DIRECTIVE
Extract the lines that carry the string "IXIC" from the listing.

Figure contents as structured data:
——

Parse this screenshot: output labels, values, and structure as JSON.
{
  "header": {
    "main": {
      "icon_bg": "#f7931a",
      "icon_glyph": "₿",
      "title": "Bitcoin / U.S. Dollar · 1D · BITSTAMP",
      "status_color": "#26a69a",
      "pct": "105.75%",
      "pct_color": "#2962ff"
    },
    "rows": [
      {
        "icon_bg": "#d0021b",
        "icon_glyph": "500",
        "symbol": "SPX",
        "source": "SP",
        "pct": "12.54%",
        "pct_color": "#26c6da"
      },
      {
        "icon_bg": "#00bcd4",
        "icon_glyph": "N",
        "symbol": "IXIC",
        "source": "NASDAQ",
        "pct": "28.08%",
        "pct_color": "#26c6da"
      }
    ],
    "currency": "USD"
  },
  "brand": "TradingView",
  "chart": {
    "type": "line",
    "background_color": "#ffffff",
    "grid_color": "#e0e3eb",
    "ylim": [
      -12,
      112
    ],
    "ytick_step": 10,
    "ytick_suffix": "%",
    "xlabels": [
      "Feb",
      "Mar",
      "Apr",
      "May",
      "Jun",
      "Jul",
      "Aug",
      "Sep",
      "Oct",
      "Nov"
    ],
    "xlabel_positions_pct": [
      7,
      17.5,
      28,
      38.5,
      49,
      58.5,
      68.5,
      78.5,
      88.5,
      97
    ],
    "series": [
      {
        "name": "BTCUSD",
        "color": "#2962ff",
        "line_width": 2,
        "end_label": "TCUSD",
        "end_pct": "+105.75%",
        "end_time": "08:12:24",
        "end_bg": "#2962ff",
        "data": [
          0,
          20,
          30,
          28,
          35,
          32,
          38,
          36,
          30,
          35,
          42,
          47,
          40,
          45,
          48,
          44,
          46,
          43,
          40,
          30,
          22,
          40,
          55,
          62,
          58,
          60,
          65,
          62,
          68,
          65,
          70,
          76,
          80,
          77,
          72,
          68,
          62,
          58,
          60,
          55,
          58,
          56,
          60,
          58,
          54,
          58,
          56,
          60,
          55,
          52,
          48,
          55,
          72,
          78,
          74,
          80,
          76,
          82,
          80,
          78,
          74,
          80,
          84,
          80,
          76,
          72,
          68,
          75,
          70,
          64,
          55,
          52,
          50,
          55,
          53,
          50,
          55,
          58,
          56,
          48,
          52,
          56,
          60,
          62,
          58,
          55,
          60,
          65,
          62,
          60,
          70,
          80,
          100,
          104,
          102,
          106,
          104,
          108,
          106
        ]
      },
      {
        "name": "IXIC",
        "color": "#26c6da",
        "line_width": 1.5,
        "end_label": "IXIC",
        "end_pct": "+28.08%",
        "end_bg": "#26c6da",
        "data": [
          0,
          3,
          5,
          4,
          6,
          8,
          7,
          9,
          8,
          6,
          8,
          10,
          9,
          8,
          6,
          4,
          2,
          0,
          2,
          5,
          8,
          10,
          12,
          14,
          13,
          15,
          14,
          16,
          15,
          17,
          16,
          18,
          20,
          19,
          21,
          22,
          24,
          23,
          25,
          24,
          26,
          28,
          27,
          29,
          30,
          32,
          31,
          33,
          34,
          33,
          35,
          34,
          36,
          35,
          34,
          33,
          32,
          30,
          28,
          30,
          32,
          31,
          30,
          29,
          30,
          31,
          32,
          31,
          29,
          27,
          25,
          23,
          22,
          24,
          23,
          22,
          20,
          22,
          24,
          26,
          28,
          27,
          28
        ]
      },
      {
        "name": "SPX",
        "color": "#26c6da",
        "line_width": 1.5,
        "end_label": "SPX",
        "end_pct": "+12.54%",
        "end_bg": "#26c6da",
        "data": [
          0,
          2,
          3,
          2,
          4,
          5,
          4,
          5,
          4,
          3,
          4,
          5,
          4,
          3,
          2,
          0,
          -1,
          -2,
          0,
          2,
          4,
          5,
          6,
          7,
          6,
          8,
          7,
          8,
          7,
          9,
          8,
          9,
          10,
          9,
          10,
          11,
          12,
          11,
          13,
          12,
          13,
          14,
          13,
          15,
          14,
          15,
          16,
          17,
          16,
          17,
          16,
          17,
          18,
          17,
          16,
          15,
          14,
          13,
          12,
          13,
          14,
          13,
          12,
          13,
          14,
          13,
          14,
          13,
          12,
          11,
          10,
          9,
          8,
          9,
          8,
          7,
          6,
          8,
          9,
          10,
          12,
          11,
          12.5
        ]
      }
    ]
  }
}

——

OUTPUT FOR THIS EXERCISE
        "symbol": "IXIC",
        "name": "IXIC",
        "end_label": "IXIC",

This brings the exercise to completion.